§ **Data listing**:
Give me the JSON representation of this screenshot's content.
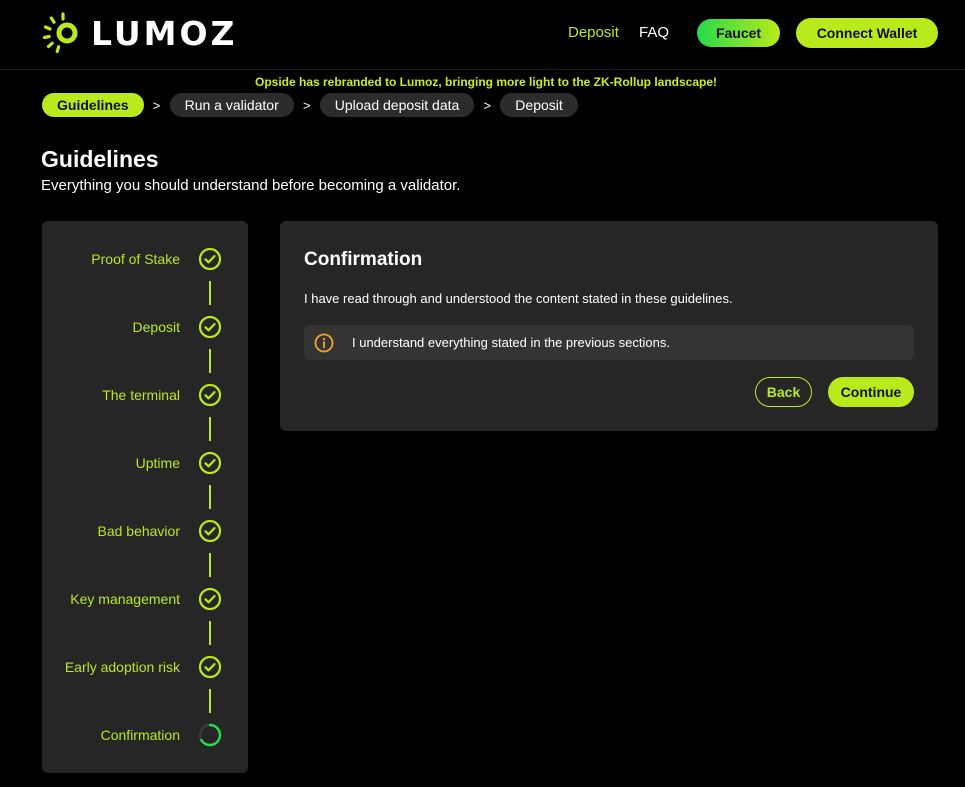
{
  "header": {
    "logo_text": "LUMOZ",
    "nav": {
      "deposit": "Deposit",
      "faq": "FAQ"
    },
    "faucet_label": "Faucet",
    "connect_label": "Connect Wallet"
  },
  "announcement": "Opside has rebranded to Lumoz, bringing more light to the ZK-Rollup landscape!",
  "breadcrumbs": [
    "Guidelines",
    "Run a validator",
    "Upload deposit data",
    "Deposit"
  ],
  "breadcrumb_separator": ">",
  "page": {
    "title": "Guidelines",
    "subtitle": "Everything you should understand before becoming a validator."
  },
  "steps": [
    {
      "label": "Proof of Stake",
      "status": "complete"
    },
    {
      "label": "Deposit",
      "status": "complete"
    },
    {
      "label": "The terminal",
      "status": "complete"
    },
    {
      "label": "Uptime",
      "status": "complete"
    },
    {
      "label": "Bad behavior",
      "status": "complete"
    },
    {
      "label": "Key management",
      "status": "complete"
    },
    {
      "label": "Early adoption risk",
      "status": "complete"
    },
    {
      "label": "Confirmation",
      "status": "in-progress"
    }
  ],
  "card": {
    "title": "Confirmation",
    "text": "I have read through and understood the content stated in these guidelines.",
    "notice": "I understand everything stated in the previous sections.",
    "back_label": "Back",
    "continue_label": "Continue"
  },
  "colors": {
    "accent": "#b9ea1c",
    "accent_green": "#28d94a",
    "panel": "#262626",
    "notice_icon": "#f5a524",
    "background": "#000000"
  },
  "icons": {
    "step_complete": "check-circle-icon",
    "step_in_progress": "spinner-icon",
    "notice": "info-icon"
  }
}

§ **PROBLEM STATEMENT**: Return the material exactly as given, apart from the pictures.

§ **SOLUTION FOR THIS PROBLEM**:
Give me the JSON representation of this screenshot's content.
{
  "header": {
    "logo_text": "LUMOZ",
    "nav": {
      "deposit": "Deposit",
      "faq": "FAQ"
    },
    "faucet_label": "Faucet",
    "connect_label": "Connect Wallet"
  },
  "announcement": "Opside has rebranded to Lumoz, bringing more light to the ZK-Rollup landscape!",
  "breadcrumbs": [
    "Guidelines",
    "Run a validator",
    "Upload deposit data",
    "Deposit"
  ],
  "breadcrumb_separator": ">",
  "page": {
    "title": "Guidelines",
    "subtitle": "Everything you should understand before becoming a validator."
  },
  "steps": [
    {
      "label": "Proof of Stake",
      "status": "complete"
    },
    {
      "label": "Deposit",
      "status": "complete"
    },
    {
      "label": "The terminal",
      "status": "complete"
    },
    {
      "label": "Uptime",
      "status": "complete"
    },
    {
      "label": "Bad behavior",
      "status": "complete"
    },
    {
      "label": "Key management",
      "status": "complete"
    },
    {
      "label": "Early adoption risk",
      "status": "complete"
    },
    {
      "label": "Confirmation",
      "status": "in-progress"
    }
  ],
  "card": {
    "title": "Confirmation",
    "text": "I have read through and understood the content stated in these guidelines.",
    "notice": "I understand everything stated in the previous sections.",
    "back_label": "Back",
    "continue_label": "Continue"
  },
  "colors": {
    "accent": "#b9ea1c",
    "accent_green": "#28d94a",
    "panel": "#262626",
    "notice_icon": "#f5a524",
    "background": "#000000"
  },
  "icons": {
    "step_complete": "check-circle-icon",
    "step_in_progress": "spinner-icon",
    "notice": "info-icon"
  }
}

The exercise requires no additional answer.